What needs to be done:
Keep the pictures out and restate every record exactly.

start Data supplied

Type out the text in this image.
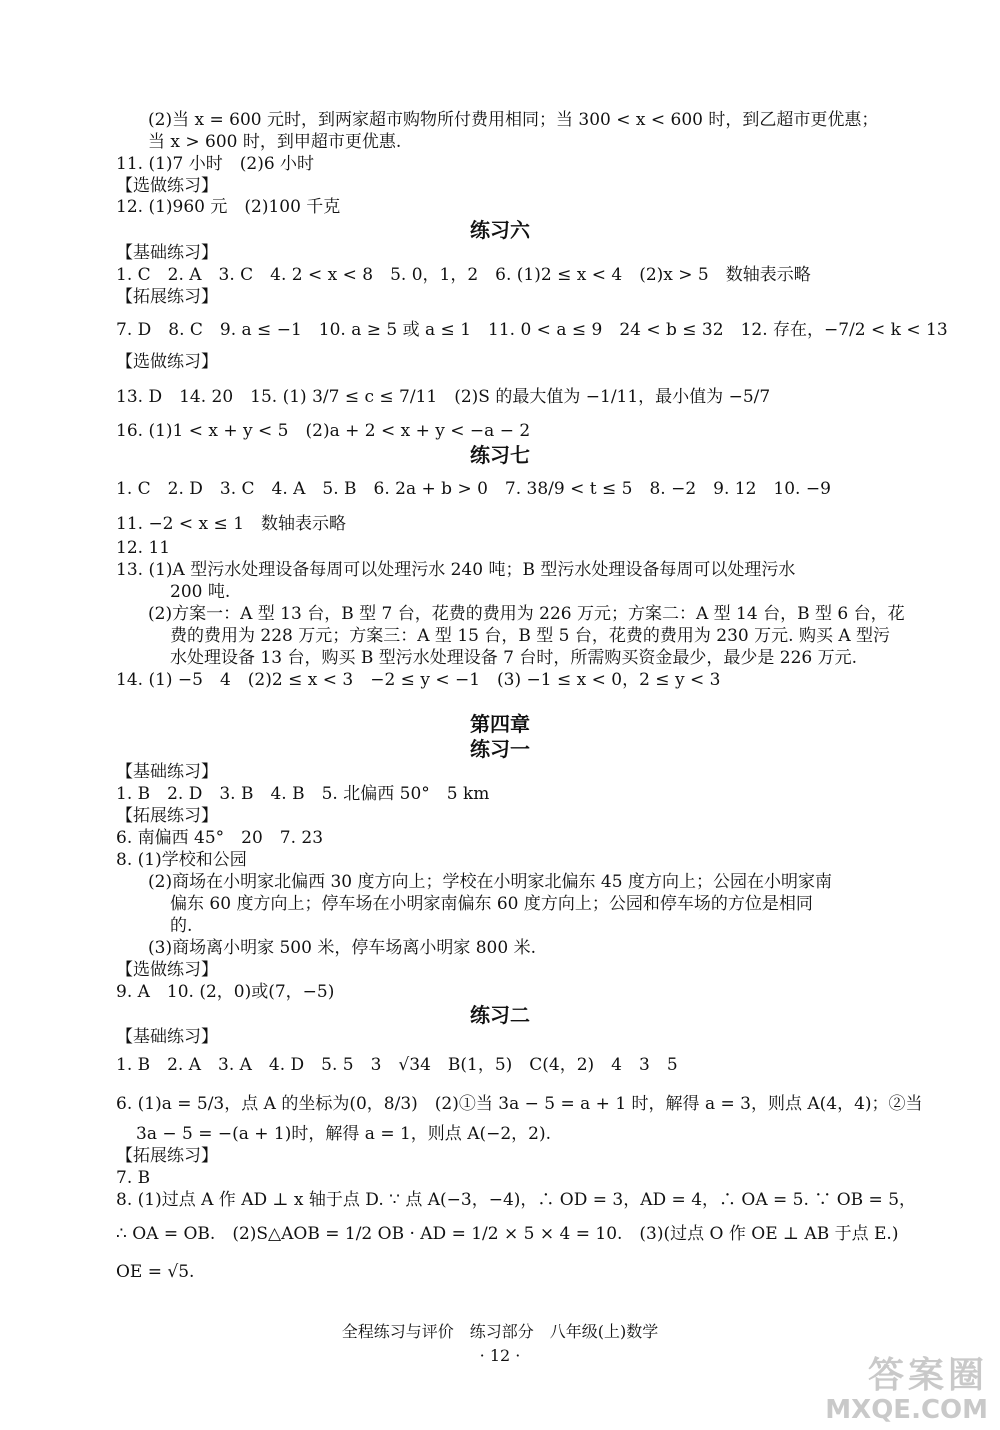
(2)当 x = 600 元时，到两家超市购物所付费用相同；当 300 < x < 600 时，到乙超市更优惠；
当 x > 600 时，到甲超市更优惠.
11. (1)7 小时　(2)6 小时
【选做练习】
12. (1)960 元　(2)100 千克
练习六
【基础练习】
1. C　2. A　3. C　4. 2 < x < 8　5. 0，1，2　6. (1)2 ≤ x < 4　(2)x > 5　数轴表示略
【拓展练习】
7. D　8. C　9. a ≤ −1　10. a ≥ 5 或 a ≤ 1　11. 0 < a ≤ 9　24 < b ≤ 32　12. 存在，−7/2 < k < 13
【选做练习】
13. D　14. 20　15. (1) 3/7 ≤ c ≤ 7/11　(2)S 的最大值为 −1/11，最小值为 −5/7
16. (1)1 < x + y < 5　(2)a + 2 < x + y < −a − 2
练习七
1. C　2. D　3. C　4. A　5. B　6. 2a + b > 0　7. 38/9 < t ≤ 5　8. −2　9. 12　10. −9
11. −2 < x ≤ 1　数轴表示略
12. 11
13. (1)A 型污水处理设备每周可以处理污水 240 吨；B 型污水处理设备每周可以处理污水
200 吨.
(2)方案一：A 型 13 台，B 型 7 台，花费的费用为 226 万元；方案二：A 型 14 台，B 型 6 台，花
费的费用为 228 万元；方案三：A 型 15 台，B 型 5 台，花费的费用为 230 万元. 购买 A 型污
水处理设备 13 台，购买 B 型污水处理设备 7 台时，所需购买资金最少，最少是 226 万元.
14. (1) −5　4　(2)2 ≤ x < 3　−2 ≤ y < −1　(3) −1 ≤ x < 0，2 ≤ y < 3
第四章
练习一
【基础练习】
1. B　2. D　3. B　4. B　5. 北偏西 50°　5 km
【拓展练习】
6. 南偏西 45°　20　7. 23
8. (1)学校和公园
(2)商场在小明家北偏西 30 度方向上；学校在小明家北偏东 45 度方向上；公园在小明家南
偏东 60 度方向上；停车场在小明家南偏东 60 度方向上；公园和停车场的方位是相同
的.
(3)商场离小明家 500 米，停车场离小明家 800 米.
【选做练习】
9. A　10. (2，0)或(7，−5)
练习二
【基础练习】
1. B　2. A　3. A　4. D　5. 5　3　√34　B(1，5)　C(4，2)　4　3　5
6. (1)a = 5/3，点 A 的坐标为(0，8/3)　(2)①当 3a − 5 = a + 1 时，解得 a = 3，则点 A(4，4)；②当
3a − 5 = −(a + 1)时，解得 a = 1，则点 A(−2，2).
【拓展练习】
7. B
8. (1)过点 A 作 AD ⊥ x 轴于点 D. ∵ 点 A(−3，−4)，∴ OD = 3，AD = 4，∴ OA = 5. ∵ OB = 5，
∴ OA = OB.　(2)S△AOB = 1/2 OB · AD = 1/2 × 5 × 4 = 10.　(3)(过点 O 作 OE ⊥ AB 于点 E.)
OE = √5.
全程练习与评价　练习部分　八年级(上)数学
· 12 ·	答案圈
MXQE.COM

end Data supplied

Answer below:
Type out the text in this image.
(2)当 x = 600 元时，到两家超市购物所付费用相同；当 300 < x < 600 时，到乙超市更优惠；
当 x > 600 时，到甲超市更优惠.
11. (1)7 小时　(2)6 小时
【选做练习】
12. (1)960 元　(2)100 千克
练习六
【基础练习】
1. C　2. A　3. C　4. 2 < x < 8　5. 0，1，2　6. (1)2 ≤ x < 4　(2)x > 5　数轴表示略
【拓展练习】
7. D　8. C　9. a ≤ −1　10. a ≥ 5 或 a ≤ 1　11. 0 < a ≤ 9　24 < b ≤ 32　12. 存在，−7/2 < k < 13
【选做练习】
13. D　14. 20　15. (1) 3/7 ≤ c ≤ 7/11　(2)S 的最大值为 −1/11，最小值为 −5/7
16. (1)1 < x + y < 5　(2)a + 2 < x + y < −a − 2
练习七
1. C　2. D　3. C　4. A　5. B　6. 2a + b > 0　7. 38/9 < t ≤ 5　8. −2　9. 12　10. −9
11. −2 < x ≤ 1　数轴表示略
12. 11
13. (1)A 型污水处理设备每周可以处理污水 240 吨；B 型污水处理设备每周可以处理污水
200 吨.
(2)方案一：A 型 13 台，B 型 7 台，花费的费用为 226 万元；方案二：A 型 14 台，B 型 6 台，花
费的费用为 228 万元；方案三：A 型 15 台，B 型 5 台，花费的费用为 230 万元. 购买 A 型污
水处理设备 13 台，购买 B 型污水处理设备 7 台时，所需购买资金最少，最少是 226 万元.
14. (1) −5　4　(2)2 ≤ x < 3　−2 ≤ y < −1　(3) −1 ≤ x < 0，2 ≤ y < 3
第四章
练习一
【基础练习】
1. B　2. D　3. B　4. B　5. 北偏西 50°　5 km
【拓展练习】
6. 南偏西 45°　20　7. 23
8. (1)学校和公园
(2)商场在小明家北偏西 30 度方向上；学校在小明家北偏东 45 度方向上；公园在小明家南
偏东 60 度方向上；停车场在小明家南偏东 60 度方向上；公园和停车场的方位是相同
的.
(3)商场离小明家 500 米，停车场离小明家 800 米.
【选做练习】
9. A　10. (2，0)或(7，−5)
练习二
【基础练习】
1. B　2. A　3. A　4. D　5. 5　3　√34　B(1，5)　C(4，2)　4　3　5
6. (1)a = 5/3，点 A 的坐标为(0，8/3)　(2)①当 3a − 5 = a + 1 时，解得 a = 3，则点 A(4，4)；②当
3a − 5 = −(a + 1)时，解得 a = 1，则点 A(−2，2).
【拓展练习】
7. B
8. (1)过点 A 作 AD ⊥ x 轴于点 D. ∵ 点 A(−3，−4)，∴ OD = 3，AD = 4，∴ OA = 5. ∵ OB = 5，
∴ OA = OB.　(2)S△AOB = 1/2 OB · AD = 1/2 × 5 × 4 = 10.　(3)(过点 O 作 OE ⊥ AB 于点 E.)
OE = √5.
全程练习与评价　练习部分　八年级(上)数学
· 12 ·	答案圈
MXQE.COM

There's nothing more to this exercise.